▸ **Task requirements**:
Return each line containing "text".

▸ **The input**:

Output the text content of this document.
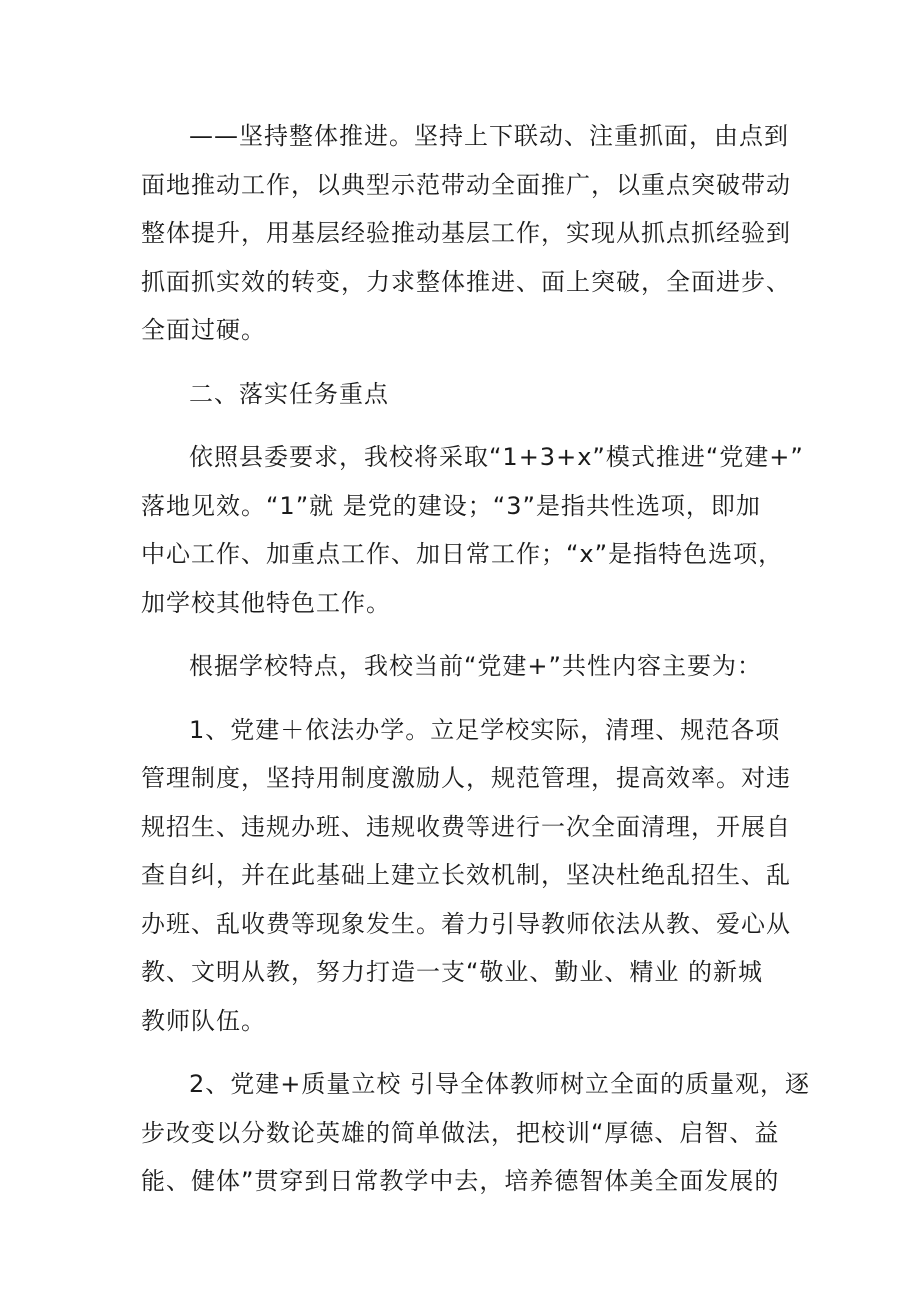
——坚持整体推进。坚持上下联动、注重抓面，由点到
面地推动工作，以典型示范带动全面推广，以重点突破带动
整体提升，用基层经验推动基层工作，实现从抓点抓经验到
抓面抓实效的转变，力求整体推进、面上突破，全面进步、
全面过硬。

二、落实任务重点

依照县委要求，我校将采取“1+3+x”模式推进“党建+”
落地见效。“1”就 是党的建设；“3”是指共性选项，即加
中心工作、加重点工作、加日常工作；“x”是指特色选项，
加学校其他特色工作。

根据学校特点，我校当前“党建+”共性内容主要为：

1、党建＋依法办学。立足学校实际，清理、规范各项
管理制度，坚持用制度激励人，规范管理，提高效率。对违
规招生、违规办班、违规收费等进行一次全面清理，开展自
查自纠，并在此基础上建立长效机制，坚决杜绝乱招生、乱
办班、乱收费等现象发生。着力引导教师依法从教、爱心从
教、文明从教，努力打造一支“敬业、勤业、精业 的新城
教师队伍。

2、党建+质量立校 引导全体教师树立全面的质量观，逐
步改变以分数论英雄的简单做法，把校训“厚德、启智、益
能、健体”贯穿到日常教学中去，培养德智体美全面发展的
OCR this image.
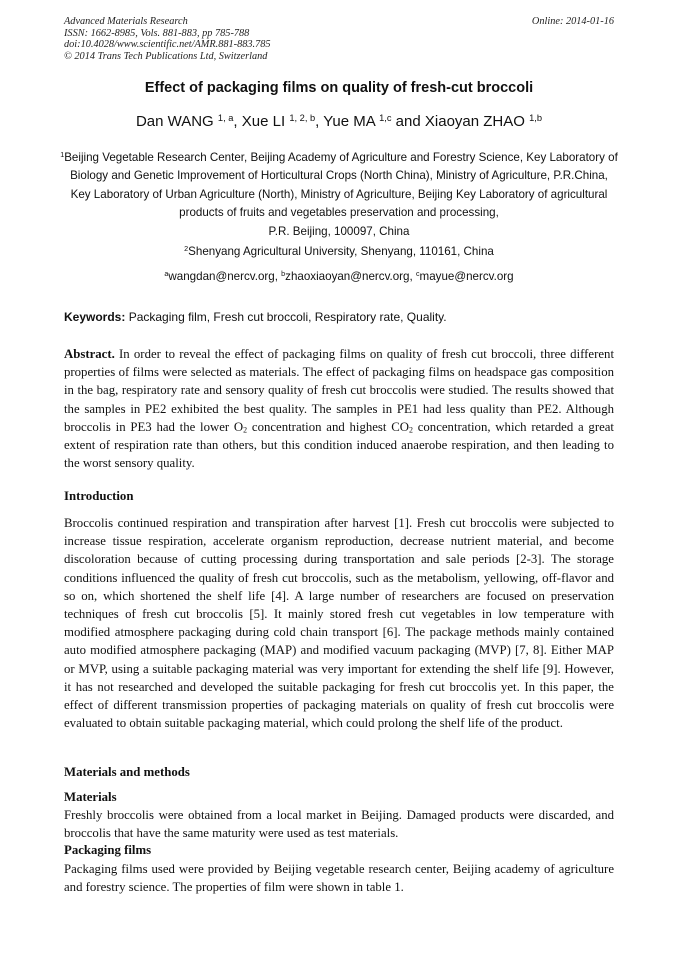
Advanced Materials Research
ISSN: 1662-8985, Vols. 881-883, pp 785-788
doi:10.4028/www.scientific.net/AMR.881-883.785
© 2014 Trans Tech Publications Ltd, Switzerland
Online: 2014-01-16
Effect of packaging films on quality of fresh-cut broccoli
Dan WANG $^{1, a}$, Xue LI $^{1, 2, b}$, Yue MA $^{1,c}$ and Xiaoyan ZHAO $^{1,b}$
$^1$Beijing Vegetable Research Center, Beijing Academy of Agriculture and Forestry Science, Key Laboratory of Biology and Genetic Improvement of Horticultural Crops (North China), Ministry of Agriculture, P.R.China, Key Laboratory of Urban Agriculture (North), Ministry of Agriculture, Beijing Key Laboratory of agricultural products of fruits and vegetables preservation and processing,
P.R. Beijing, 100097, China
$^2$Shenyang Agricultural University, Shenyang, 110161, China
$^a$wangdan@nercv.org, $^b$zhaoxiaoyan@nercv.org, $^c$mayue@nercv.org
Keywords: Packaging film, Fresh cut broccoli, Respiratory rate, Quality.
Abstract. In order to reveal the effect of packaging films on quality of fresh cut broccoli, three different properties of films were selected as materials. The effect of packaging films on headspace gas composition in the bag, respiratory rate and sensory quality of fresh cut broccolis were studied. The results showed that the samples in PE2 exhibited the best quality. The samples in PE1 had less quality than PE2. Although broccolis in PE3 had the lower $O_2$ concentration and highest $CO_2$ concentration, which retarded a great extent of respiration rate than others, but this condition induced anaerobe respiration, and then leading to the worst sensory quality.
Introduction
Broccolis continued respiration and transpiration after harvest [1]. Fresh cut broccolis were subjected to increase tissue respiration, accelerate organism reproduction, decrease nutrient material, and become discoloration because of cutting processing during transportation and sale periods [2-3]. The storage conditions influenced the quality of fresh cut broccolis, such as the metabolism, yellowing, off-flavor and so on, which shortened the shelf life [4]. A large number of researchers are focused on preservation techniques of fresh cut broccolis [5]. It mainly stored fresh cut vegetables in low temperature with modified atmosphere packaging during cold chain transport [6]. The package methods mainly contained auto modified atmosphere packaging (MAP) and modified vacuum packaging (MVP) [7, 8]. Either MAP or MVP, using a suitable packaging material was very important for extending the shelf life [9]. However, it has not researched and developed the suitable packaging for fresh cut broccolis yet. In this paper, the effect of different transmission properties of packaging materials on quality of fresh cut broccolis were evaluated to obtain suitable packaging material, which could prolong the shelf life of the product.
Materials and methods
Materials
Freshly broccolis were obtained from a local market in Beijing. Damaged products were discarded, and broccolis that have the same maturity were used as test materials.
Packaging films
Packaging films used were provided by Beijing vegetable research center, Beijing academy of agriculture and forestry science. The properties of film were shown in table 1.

---

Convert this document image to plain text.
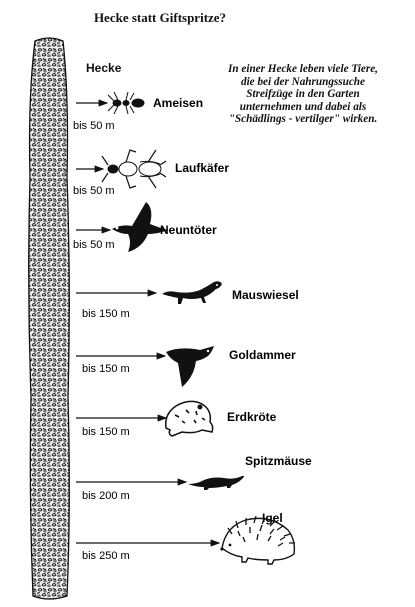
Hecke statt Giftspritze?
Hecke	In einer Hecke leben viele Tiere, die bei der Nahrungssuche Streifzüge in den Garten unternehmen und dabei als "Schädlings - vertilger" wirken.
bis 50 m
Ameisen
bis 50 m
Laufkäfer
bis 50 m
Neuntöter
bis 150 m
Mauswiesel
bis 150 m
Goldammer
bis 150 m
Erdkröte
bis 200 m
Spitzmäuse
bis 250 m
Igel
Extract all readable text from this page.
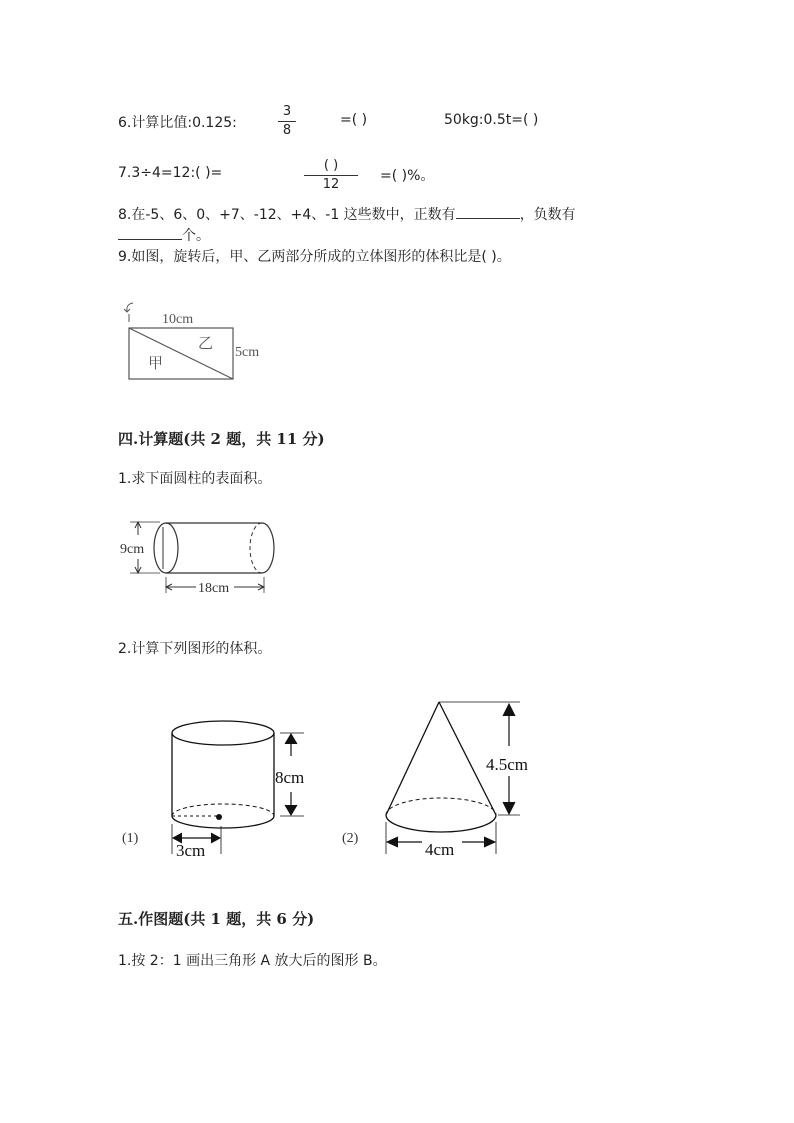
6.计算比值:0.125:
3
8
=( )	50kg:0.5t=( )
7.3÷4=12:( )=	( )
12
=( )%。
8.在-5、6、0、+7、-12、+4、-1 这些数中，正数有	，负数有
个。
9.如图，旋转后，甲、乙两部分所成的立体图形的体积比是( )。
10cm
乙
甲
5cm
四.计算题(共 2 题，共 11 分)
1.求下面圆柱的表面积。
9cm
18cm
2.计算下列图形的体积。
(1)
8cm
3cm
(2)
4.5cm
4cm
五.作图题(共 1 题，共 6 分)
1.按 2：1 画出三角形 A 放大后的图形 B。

* * *

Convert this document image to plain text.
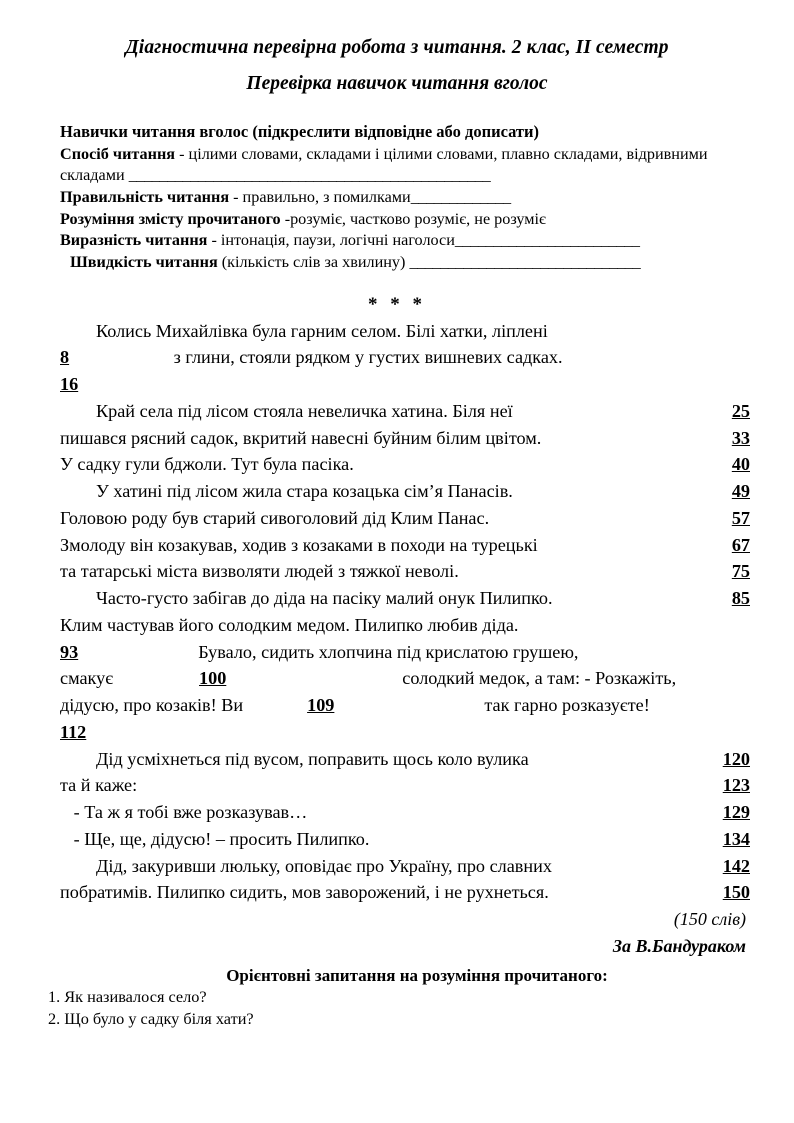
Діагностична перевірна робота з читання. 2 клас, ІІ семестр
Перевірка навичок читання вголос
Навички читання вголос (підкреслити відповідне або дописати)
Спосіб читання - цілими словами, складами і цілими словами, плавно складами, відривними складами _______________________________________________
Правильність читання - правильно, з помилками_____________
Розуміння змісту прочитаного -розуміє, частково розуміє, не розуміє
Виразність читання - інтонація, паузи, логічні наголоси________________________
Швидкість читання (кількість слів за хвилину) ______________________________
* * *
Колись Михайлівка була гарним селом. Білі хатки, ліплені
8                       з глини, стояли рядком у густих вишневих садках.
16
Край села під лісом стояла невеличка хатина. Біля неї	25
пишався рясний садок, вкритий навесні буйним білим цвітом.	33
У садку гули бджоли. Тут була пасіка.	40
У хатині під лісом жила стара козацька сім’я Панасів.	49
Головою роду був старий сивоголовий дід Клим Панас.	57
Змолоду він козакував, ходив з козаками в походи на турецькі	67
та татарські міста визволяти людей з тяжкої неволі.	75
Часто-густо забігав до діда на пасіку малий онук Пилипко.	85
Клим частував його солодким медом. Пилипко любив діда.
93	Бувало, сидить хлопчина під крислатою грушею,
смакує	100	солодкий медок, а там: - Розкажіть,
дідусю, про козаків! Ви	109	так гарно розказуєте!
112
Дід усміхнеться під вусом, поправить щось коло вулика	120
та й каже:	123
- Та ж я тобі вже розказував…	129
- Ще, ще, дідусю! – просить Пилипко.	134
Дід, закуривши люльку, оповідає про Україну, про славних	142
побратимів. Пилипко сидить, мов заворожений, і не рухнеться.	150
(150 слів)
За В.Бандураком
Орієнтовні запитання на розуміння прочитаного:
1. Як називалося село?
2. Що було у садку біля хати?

▸ **Response below**:
Output the text content of this document.
Convert this document image to plain text.
Extract all readable text from this page.
Convert this document image to plain text.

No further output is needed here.